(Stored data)
━━━━━━━━━━━━━━━━━━━━━━━━━━━━━━

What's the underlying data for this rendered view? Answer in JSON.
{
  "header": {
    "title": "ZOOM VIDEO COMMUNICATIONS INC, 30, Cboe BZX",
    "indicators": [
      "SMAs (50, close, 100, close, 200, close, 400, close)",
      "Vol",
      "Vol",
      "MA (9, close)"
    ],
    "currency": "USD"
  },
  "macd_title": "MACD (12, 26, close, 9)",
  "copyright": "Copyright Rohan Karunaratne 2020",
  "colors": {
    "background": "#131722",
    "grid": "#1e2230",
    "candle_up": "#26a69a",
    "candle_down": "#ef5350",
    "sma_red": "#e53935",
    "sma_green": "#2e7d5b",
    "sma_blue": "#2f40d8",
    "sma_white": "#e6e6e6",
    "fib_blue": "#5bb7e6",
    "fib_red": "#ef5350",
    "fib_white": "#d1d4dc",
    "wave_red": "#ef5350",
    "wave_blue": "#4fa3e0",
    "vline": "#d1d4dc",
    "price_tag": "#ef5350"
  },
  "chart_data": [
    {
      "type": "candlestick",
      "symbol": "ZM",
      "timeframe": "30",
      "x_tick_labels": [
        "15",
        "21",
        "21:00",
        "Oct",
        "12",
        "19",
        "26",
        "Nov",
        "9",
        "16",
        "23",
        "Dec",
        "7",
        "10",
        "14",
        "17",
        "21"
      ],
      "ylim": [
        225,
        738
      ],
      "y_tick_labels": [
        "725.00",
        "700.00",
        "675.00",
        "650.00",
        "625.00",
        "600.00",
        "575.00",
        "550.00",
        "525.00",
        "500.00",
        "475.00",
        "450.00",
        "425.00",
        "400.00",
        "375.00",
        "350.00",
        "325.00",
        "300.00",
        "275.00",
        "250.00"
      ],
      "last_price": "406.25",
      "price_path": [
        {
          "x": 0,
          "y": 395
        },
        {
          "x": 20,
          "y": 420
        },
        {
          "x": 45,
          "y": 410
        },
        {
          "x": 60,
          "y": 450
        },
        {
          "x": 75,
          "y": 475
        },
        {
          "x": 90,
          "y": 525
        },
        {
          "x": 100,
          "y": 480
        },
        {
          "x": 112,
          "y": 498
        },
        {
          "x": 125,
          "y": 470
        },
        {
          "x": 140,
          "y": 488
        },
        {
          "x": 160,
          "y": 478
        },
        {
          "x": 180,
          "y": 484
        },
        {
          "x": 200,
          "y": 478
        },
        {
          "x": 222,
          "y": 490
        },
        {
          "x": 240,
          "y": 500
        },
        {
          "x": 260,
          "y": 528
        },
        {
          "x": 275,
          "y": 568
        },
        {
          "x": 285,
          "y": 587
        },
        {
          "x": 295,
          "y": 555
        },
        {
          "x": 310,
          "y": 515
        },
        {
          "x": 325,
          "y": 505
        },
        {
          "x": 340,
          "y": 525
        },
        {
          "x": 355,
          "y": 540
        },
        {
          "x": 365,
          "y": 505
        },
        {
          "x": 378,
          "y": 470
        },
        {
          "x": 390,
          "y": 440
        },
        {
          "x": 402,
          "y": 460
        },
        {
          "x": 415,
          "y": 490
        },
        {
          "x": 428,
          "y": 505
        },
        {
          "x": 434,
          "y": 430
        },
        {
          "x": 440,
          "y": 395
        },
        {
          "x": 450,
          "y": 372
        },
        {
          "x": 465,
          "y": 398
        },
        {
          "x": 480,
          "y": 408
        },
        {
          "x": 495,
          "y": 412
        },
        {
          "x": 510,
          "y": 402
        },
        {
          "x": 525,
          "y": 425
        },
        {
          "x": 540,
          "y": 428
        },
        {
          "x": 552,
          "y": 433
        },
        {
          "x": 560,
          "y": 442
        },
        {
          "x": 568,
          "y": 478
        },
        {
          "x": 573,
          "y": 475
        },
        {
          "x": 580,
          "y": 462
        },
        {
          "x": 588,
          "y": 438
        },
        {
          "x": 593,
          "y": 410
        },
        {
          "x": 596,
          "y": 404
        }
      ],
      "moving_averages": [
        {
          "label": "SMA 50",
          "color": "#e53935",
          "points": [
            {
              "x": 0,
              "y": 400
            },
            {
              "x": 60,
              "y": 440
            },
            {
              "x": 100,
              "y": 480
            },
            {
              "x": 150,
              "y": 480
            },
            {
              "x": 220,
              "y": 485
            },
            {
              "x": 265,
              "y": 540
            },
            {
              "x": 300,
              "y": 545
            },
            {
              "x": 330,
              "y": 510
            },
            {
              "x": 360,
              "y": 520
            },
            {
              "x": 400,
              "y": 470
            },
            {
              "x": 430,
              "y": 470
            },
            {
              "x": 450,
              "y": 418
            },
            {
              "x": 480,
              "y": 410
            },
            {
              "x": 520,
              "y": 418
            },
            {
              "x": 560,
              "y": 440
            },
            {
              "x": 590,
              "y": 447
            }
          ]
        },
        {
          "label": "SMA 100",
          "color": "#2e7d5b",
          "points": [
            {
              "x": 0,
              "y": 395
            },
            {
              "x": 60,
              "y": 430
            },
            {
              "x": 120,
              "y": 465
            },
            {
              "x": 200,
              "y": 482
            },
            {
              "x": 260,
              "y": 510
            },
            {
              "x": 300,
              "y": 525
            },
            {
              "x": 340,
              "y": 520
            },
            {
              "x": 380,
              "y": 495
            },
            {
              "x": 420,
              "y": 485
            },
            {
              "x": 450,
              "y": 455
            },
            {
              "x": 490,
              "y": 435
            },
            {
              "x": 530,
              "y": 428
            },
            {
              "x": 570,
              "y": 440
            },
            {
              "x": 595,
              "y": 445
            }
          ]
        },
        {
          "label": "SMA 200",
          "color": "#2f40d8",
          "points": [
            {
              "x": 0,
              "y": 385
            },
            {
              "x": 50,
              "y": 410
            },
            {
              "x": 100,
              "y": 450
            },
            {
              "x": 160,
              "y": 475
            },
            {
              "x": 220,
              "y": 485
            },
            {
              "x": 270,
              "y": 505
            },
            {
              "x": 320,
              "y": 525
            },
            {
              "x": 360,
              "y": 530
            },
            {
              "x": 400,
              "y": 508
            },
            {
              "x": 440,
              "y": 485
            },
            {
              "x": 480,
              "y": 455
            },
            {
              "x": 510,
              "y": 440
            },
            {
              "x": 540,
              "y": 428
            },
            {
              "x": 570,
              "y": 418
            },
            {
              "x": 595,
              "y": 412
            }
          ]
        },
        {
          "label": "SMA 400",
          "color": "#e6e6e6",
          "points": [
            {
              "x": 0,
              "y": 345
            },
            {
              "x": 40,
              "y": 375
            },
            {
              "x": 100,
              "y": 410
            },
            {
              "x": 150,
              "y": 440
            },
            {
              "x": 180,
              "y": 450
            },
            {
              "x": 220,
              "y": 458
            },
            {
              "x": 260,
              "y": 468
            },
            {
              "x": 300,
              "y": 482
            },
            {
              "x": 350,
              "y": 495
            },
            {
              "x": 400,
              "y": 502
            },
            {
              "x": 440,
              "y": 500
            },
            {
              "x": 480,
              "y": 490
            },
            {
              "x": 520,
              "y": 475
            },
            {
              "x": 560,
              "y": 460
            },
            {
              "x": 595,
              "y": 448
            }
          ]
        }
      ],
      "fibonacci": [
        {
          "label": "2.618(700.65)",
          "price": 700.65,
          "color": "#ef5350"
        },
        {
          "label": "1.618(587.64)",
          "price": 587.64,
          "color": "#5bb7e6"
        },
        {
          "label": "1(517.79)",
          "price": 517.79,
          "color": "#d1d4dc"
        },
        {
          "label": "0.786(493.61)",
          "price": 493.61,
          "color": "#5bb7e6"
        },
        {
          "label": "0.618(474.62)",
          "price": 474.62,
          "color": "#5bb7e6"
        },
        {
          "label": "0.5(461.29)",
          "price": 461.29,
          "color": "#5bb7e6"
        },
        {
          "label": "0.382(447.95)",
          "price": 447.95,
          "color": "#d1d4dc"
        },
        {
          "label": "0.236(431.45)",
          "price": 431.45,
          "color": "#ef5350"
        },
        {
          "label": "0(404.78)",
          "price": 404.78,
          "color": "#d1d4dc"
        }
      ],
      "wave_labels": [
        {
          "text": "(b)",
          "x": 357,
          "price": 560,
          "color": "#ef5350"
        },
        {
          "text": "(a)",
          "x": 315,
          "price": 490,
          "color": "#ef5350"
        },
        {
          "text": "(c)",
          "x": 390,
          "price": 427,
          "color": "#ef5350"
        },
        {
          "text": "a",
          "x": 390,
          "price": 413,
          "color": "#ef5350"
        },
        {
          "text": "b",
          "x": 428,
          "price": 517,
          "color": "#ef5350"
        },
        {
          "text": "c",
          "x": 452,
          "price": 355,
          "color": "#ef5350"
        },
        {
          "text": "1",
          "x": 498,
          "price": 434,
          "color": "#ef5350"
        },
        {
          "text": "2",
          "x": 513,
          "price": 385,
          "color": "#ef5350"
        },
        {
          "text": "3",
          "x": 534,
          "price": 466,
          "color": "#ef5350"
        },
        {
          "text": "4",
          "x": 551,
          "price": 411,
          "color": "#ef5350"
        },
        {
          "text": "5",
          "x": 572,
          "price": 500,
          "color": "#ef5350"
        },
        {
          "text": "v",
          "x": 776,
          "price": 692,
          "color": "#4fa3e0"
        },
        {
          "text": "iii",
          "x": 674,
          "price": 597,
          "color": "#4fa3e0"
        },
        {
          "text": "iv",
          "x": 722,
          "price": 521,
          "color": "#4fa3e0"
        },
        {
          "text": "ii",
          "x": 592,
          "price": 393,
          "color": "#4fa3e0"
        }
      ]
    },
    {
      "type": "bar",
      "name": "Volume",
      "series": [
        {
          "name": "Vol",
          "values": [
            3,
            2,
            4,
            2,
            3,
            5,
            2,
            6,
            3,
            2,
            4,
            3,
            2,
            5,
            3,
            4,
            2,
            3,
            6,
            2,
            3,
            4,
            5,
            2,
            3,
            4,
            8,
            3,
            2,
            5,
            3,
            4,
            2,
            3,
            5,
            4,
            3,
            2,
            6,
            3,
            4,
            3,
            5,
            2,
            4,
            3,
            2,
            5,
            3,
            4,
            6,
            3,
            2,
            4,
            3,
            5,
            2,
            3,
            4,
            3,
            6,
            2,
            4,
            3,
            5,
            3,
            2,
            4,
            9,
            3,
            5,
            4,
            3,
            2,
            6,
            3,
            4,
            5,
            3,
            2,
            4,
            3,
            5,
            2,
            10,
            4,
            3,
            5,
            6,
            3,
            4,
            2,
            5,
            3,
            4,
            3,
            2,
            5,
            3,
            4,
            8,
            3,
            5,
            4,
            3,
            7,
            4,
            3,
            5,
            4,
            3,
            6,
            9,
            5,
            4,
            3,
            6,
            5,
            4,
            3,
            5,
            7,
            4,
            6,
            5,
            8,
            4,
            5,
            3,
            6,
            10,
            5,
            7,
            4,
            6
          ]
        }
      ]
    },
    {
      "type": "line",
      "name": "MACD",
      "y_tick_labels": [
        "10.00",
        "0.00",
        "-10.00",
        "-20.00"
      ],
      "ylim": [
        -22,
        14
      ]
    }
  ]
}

━━━━━━━━━━━━━━━━━━━━━━━━━━━━━━

- [TO DO]: Lines containing the string "type" should be counted; reply with their number and nothing more.

- [RESPONSE FOR THIS EXERCISE]: 3